### Task to complete
Only the number is wanted: tally the lines below that contain the word "this".

### Record set
————————

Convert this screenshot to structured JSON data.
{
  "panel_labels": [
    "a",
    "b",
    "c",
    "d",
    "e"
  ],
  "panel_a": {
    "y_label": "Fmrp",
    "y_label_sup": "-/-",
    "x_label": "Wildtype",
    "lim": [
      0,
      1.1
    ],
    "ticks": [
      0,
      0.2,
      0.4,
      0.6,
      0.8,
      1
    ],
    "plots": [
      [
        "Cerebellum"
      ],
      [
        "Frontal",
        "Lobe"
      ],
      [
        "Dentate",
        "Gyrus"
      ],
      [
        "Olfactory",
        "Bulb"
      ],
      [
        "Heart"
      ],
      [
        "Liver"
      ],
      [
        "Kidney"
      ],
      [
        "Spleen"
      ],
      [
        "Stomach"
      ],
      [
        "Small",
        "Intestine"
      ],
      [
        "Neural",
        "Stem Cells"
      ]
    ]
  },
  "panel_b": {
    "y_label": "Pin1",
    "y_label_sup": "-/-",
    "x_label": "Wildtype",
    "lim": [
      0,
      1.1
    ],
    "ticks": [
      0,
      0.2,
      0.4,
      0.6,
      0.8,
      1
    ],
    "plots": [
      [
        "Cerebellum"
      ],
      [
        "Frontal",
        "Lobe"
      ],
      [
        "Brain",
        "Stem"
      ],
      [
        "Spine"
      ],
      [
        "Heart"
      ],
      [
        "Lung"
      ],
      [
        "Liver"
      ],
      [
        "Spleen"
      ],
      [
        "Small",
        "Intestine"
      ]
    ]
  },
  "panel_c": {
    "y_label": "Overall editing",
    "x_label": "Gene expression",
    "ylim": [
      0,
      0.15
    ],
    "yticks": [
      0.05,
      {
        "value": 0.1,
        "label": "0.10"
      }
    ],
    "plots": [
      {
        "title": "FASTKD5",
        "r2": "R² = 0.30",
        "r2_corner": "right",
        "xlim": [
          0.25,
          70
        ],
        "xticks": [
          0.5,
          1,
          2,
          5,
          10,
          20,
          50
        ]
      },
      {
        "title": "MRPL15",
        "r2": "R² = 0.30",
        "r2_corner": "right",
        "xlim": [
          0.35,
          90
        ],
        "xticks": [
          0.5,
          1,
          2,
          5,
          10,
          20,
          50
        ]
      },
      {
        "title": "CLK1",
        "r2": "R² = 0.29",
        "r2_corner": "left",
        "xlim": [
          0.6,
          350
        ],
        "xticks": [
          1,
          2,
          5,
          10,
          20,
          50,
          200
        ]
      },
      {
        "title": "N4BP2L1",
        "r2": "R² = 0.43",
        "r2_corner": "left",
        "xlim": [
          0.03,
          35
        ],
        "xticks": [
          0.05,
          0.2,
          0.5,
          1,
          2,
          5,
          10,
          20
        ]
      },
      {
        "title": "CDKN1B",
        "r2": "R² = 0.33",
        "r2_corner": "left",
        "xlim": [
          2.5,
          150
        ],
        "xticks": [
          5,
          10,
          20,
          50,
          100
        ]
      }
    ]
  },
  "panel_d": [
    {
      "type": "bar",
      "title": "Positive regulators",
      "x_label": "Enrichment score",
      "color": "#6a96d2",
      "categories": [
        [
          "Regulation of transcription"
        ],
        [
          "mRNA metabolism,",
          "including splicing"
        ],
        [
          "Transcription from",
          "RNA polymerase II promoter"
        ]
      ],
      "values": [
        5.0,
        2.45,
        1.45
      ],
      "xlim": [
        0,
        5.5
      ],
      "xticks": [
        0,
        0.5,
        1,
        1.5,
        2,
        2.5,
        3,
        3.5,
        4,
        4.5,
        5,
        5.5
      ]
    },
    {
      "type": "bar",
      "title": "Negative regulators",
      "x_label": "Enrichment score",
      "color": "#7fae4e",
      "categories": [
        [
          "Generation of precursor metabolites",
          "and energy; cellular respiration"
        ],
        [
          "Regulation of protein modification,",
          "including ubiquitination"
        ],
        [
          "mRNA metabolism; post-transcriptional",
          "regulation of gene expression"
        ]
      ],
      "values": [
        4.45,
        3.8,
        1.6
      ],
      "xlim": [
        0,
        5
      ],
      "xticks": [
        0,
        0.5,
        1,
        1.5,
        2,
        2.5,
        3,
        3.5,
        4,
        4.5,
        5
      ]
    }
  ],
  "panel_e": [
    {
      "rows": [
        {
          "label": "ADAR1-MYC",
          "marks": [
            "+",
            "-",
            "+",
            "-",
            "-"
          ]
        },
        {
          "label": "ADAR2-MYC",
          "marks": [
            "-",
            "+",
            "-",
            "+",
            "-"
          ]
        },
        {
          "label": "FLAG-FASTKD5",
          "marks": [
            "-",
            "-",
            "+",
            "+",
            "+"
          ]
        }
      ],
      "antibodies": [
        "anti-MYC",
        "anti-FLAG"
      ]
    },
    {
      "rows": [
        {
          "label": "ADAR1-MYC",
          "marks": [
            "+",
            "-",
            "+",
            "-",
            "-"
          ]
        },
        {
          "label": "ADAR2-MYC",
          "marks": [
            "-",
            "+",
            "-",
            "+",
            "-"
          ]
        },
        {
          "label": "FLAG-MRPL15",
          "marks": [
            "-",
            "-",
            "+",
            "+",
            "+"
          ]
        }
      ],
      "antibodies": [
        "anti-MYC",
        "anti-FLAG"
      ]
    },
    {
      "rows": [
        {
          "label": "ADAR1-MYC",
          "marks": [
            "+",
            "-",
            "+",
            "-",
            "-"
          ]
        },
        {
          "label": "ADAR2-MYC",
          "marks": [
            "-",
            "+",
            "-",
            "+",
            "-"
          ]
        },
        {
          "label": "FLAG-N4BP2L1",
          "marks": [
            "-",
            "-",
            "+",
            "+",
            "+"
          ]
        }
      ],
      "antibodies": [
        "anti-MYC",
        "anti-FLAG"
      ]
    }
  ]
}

————————

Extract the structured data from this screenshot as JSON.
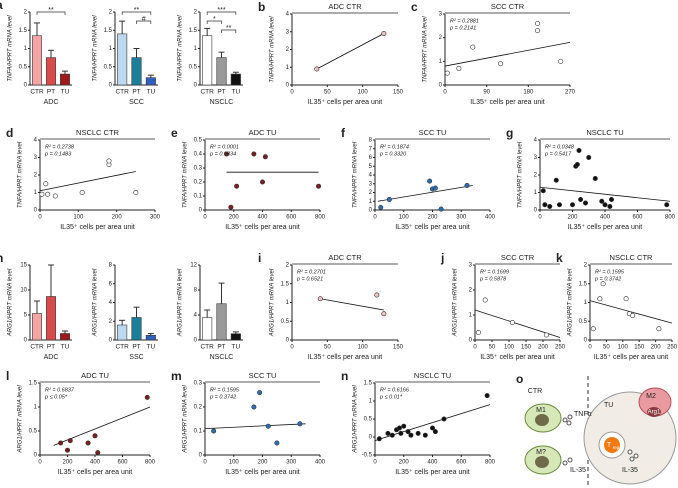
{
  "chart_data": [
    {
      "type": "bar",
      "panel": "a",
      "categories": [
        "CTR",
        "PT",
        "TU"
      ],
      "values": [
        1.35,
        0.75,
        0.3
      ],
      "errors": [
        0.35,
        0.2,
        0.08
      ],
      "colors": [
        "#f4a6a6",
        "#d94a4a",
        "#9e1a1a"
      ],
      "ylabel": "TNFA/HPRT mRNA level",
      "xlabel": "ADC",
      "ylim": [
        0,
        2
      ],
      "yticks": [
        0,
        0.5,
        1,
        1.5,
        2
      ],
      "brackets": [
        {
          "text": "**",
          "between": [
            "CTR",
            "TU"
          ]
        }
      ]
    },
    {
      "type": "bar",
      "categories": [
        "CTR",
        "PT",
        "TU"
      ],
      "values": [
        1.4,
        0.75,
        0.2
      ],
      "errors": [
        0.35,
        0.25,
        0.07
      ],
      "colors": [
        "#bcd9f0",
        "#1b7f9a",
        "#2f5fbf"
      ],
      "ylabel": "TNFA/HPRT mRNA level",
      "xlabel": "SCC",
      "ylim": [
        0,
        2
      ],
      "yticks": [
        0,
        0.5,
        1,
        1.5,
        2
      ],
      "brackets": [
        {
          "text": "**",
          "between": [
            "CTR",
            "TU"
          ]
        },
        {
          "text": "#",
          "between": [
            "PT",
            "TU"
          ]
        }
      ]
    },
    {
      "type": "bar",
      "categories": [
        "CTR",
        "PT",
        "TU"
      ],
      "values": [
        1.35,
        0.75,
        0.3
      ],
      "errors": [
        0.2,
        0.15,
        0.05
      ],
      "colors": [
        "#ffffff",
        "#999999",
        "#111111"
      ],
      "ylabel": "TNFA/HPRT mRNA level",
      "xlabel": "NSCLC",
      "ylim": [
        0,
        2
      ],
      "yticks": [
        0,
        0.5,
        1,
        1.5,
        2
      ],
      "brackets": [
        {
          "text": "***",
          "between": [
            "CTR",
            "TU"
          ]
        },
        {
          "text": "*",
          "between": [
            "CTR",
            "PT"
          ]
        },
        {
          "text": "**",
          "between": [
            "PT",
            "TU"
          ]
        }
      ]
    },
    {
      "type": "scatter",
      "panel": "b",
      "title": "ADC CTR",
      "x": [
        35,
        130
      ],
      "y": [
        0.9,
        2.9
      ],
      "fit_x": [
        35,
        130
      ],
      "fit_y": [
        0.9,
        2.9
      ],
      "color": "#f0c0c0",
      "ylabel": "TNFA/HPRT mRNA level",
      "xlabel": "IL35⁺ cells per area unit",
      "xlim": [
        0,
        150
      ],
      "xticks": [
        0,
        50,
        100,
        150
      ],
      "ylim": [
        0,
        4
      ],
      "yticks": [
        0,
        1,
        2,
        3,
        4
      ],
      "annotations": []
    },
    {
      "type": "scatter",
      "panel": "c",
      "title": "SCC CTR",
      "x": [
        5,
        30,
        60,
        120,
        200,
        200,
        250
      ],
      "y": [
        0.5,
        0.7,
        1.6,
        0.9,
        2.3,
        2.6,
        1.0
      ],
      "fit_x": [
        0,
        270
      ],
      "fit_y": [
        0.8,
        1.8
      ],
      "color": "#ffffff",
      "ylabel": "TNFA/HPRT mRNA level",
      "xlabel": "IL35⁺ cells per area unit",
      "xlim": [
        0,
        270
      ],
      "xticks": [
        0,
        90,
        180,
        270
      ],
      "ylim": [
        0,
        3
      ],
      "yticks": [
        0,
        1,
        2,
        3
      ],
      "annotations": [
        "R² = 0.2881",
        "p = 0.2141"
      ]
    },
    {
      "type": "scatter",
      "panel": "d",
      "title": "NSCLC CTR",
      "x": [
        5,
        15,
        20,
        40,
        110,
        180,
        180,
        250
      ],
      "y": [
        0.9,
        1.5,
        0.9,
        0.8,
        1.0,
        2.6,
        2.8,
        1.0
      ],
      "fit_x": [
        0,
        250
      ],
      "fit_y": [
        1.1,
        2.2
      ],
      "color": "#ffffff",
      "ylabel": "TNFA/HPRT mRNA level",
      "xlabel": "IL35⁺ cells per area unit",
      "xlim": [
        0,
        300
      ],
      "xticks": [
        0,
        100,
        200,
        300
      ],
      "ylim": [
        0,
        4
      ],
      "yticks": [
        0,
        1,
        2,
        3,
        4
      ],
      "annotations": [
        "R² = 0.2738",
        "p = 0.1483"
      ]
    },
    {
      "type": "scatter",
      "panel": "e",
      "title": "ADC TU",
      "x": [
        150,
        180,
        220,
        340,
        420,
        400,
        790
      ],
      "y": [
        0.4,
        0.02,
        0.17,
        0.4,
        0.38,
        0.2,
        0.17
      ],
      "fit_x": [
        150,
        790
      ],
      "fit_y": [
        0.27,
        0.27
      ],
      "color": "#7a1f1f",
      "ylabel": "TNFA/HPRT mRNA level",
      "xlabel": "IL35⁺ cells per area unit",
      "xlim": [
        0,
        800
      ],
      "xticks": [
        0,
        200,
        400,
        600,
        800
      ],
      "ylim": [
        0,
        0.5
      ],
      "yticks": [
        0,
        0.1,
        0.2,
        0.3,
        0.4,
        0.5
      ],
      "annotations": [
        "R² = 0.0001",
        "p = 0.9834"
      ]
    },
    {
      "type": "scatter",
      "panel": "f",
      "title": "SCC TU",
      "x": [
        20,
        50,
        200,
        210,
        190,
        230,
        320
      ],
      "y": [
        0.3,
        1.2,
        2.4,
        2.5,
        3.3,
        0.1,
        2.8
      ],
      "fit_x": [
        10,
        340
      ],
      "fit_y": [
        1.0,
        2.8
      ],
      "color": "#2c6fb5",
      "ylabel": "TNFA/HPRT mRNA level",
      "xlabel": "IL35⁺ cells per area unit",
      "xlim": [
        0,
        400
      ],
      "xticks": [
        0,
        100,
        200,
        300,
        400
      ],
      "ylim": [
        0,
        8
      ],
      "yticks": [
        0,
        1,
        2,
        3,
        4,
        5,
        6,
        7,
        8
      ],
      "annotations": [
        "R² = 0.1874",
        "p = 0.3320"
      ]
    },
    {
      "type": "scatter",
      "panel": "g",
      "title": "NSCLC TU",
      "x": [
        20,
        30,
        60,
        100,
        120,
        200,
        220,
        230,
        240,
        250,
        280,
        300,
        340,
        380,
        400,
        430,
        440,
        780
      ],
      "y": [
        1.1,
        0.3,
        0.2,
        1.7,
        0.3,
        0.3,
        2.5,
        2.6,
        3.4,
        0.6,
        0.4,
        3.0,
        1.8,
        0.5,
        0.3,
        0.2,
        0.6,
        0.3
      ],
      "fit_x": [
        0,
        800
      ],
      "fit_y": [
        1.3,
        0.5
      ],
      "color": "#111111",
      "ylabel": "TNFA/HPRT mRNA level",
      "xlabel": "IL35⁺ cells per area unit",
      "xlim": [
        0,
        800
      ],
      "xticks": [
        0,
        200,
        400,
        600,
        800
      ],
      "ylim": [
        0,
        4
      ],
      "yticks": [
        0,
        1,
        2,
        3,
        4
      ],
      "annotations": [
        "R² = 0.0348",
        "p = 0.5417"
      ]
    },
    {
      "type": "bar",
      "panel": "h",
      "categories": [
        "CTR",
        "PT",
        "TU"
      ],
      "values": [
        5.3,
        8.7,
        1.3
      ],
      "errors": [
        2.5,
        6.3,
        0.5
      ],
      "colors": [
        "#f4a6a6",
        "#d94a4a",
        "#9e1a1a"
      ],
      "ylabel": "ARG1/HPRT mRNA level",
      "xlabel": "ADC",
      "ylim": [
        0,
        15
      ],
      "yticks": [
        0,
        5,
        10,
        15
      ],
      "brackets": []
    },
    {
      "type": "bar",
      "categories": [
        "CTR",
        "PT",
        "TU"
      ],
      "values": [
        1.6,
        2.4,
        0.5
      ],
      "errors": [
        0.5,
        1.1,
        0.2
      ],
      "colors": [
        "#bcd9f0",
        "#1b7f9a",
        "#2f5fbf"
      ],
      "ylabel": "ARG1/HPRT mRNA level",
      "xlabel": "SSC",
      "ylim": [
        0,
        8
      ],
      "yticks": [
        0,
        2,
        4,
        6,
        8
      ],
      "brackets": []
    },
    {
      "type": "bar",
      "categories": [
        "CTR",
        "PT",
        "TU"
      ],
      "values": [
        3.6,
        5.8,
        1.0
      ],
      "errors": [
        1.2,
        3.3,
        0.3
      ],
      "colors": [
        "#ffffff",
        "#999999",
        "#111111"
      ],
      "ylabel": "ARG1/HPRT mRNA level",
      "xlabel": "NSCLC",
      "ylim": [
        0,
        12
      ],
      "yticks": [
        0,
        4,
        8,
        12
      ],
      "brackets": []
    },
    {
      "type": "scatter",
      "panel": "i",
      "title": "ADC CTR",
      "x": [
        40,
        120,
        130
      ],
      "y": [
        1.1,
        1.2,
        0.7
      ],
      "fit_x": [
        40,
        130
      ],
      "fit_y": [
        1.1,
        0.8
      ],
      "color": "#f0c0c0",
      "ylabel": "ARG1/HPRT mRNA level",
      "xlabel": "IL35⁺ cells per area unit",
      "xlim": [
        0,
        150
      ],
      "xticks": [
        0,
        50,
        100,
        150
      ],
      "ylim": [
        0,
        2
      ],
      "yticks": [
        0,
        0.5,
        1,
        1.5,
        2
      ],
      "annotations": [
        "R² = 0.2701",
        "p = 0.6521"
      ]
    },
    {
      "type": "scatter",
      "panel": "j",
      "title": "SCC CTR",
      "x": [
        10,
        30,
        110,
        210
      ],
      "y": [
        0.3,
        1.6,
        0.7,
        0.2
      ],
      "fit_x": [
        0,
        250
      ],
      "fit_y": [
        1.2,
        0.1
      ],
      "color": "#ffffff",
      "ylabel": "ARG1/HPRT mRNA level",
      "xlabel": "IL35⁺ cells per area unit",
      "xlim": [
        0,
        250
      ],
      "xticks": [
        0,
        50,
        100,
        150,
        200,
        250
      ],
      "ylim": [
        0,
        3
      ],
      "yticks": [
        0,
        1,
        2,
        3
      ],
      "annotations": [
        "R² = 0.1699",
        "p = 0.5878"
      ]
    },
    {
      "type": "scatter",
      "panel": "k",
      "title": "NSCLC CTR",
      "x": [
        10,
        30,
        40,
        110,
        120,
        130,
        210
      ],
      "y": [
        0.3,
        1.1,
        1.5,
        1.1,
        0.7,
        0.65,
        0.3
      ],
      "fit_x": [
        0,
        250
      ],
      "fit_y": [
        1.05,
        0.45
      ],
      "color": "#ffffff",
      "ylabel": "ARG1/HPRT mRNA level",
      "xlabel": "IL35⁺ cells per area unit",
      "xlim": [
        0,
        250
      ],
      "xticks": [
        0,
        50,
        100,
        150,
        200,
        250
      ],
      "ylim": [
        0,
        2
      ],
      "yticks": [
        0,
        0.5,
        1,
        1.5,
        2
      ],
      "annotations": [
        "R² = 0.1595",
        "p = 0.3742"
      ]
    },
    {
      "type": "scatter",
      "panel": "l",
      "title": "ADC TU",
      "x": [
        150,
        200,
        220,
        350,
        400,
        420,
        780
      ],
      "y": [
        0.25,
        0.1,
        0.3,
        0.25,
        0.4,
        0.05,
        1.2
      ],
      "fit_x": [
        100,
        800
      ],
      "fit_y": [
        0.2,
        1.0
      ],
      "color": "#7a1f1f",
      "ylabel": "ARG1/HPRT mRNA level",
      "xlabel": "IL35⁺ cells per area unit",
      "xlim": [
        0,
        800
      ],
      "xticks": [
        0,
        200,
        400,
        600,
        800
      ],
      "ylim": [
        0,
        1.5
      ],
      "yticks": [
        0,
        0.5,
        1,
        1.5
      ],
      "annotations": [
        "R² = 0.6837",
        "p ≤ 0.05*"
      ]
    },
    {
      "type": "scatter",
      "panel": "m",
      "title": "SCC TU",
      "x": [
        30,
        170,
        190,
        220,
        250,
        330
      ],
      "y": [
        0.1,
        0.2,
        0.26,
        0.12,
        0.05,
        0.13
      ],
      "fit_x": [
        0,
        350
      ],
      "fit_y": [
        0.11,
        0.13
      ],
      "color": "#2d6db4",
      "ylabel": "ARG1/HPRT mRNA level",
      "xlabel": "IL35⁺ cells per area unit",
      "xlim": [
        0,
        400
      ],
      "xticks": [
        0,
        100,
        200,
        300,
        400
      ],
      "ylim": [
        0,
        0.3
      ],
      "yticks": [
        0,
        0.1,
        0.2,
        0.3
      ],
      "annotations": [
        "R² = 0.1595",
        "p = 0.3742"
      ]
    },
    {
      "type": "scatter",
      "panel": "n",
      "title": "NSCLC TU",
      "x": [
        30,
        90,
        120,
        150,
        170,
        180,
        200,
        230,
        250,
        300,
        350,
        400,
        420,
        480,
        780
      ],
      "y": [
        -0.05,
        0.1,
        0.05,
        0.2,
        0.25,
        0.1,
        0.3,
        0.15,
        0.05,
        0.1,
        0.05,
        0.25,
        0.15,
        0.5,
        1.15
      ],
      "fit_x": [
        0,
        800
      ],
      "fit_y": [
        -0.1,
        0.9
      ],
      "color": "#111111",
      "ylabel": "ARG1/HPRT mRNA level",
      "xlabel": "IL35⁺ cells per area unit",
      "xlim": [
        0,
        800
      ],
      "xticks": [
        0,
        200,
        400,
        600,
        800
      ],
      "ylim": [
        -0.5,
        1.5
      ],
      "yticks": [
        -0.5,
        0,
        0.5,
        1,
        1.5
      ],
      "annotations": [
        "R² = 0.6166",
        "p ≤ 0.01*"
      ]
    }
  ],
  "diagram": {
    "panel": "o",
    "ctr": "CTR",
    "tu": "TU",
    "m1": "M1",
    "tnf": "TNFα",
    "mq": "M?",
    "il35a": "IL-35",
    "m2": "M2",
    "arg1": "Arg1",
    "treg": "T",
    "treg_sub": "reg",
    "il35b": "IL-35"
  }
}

————————

### Exercise result
2